Stated exercise:
Count every line that holds the string "name", then give that number alone.

Raw records:
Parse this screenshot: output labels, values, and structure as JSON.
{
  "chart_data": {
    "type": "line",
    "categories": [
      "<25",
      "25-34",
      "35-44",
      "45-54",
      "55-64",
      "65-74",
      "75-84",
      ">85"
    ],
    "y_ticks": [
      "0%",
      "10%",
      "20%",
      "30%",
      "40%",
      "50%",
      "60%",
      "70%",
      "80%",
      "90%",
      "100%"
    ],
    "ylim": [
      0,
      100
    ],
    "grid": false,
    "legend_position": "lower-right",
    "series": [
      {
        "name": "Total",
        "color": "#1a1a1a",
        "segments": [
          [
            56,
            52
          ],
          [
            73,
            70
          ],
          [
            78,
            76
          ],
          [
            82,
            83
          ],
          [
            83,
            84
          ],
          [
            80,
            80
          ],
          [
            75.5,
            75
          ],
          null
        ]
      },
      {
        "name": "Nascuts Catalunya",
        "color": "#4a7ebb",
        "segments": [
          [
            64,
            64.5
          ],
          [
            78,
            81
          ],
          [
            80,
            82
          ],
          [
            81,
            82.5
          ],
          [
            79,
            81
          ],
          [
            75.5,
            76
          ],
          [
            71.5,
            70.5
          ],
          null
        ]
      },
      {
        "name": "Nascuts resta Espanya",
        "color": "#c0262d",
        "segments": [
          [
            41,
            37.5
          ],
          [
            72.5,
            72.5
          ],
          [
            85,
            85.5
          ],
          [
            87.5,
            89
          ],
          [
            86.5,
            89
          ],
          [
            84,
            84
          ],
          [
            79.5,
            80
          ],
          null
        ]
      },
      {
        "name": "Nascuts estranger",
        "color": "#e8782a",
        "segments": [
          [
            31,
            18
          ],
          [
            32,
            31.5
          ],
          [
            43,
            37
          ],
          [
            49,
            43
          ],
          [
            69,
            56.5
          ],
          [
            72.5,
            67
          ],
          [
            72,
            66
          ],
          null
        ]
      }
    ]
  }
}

Exercise output:
4